Can you render the material as a Markdown table with the columns "No" and "Line", starting with the line containing "What elements are" and running through the line containing "y-tick-label-left: 1000 [10,268,34,280]"? Leave out blank lines and pictures.

— START OF Given information —

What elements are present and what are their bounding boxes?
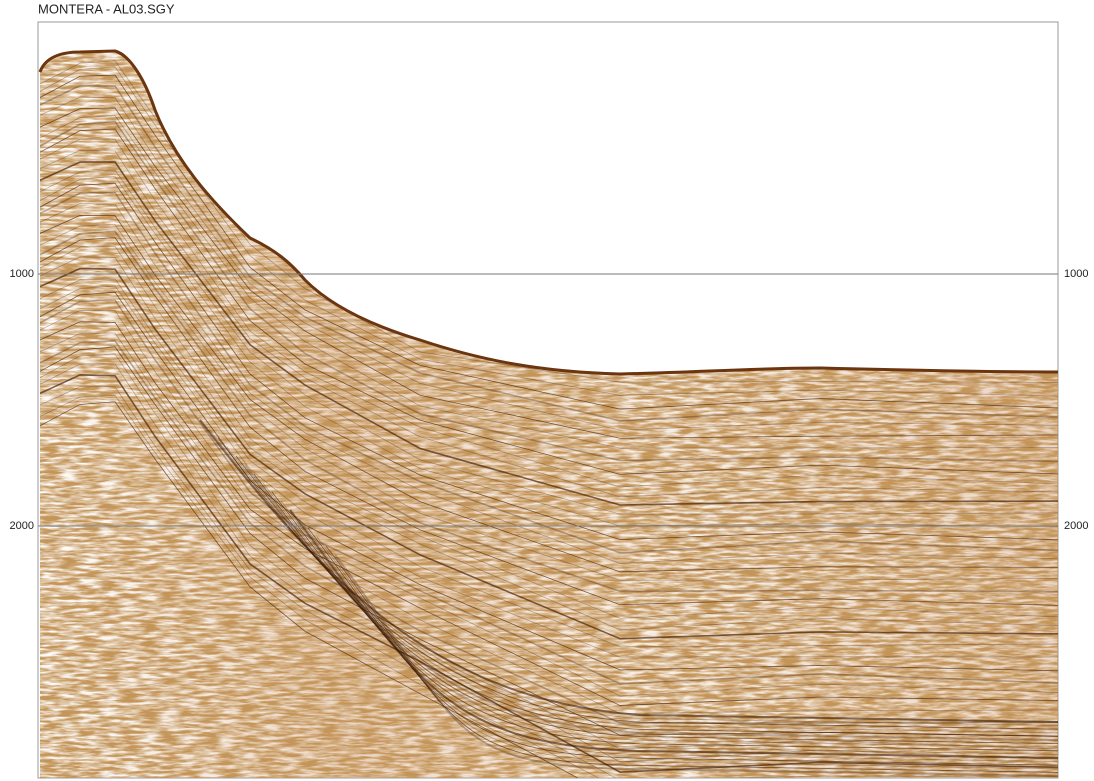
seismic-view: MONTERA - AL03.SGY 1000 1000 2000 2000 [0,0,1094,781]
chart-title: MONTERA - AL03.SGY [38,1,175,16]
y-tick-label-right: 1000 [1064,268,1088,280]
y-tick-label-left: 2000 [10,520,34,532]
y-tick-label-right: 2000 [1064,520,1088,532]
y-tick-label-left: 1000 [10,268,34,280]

— END OF Given information —
— START OF Given information —

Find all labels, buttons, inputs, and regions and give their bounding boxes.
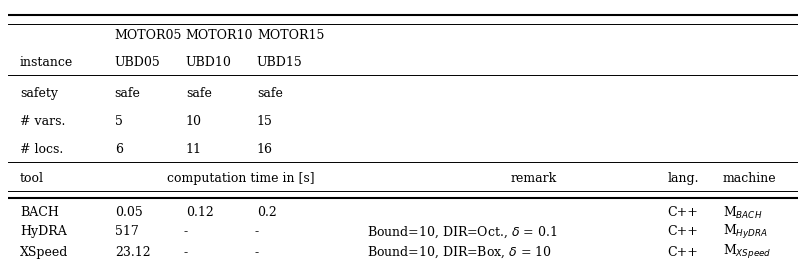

— END OF Given information —

→ Full solution:
| No | Line |
|---|---|
| 1 | What elements are present and what are their bounding boxes? |
| 2 | seismic-view: MONTERA - AL03.SGY 1000 1000 2000 2000 [0,0,1094,781] |
| 3 | chart-title: MONTERA - AL03.SGY [38,1,175,16] |
| 4 | y-tick-label-right: 1000 [1064,268,1088,280] |
| 5 | y-tick-label-left: 2000 [10,520,34,532] |
| 6 | y-tick-label-right: 2000 [1064,520,1088,532] |
| 7 | y-tick-label-left: 1000 [10,268,34,280] |